▸ **What you should do**: Go through the listing and pick out each line with the word "окружности" in it.
:: Material for the task
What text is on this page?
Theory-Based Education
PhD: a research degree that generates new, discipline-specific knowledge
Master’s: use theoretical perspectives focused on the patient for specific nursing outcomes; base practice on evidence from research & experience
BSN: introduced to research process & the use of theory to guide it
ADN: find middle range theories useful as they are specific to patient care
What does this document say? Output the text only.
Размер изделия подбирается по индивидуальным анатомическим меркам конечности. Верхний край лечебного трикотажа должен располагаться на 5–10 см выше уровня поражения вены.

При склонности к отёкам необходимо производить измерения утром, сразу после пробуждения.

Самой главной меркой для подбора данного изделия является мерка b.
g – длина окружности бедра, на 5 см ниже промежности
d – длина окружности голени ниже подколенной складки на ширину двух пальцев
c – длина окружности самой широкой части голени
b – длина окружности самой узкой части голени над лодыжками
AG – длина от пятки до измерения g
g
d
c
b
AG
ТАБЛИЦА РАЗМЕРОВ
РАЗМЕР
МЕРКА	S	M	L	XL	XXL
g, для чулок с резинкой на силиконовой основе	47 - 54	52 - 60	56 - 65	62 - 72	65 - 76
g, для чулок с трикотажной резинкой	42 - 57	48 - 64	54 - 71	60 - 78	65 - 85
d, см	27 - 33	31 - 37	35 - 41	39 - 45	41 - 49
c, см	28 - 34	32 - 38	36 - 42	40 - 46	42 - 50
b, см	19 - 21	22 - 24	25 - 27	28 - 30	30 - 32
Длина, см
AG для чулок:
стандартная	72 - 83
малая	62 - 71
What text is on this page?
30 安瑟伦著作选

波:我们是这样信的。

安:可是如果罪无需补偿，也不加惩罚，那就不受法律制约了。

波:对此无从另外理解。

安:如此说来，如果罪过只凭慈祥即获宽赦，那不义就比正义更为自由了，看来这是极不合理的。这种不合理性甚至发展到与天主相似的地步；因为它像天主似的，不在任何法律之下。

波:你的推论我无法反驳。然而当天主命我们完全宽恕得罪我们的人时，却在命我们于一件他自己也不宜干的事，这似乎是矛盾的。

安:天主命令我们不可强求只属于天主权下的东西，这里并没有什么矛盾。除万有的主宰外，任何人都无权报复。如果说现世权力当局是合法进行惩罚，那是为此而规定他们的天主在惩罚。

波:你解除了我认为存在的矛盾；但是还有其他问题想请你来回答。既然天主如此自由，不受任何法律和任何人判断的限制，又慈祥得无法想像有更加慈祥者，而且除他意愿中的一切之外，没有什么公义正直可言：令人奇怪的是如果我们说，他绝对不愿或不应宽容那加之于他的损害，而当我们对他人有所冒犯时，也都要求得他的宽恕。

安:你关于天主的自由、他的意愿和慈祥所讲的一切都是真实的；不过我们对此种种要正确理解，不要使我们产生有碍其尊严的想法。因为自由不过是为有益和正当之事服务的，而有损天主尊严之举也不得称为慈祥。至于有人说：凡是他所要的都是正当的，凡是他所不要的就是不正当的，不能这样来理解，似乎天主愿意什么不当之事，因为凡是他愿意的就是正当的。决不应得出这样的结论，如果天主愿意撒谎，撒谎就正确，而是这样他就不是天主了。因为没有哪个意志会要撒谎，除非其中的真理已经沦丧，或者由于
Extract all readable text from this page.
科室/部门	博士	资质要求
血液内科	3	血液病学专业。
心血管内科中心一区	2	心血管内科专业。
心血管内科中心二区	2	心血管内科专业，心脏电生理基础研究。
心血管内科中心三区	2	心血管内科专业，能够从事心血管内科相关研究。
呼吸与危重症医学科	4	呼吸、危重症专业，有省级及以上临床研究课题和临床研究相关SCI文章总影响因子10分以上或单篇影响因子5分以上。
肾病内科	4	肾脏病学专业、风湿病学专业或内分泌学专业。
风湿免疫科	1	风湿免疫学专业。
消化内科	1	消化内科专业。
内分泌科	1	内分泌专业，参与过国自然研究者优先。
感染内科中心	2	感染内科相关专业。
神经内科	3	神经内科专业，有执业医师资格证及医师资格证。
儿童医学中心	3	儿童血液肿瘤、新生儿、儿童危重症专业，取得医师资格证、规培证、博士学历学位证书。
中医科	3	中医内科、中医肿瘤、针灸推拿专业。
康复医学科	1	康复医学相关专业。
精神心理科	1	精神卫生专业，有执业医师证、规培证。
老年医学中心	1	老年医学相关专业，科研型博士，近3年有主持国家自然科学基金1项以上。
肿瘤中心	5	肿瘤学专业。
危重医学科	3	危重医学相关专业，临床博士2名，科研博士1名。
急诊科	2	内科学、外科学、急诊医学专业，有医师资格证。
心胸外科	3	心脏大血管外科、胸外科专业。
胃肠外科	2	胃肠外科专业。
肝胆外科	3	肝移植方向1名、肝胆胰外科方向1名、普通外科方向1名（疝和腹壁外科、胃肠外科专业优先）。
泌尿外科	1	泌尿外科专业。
::::
▸ **Solved exercise**:
g – длина окружности бедра, на 5 см ниже промежности
d – длина окружности голени ниже подколенной складки на ширину двух пальцев
c – длина окружности самой широкой части голени
b – длина окружности самой узкой части голени над лодыжками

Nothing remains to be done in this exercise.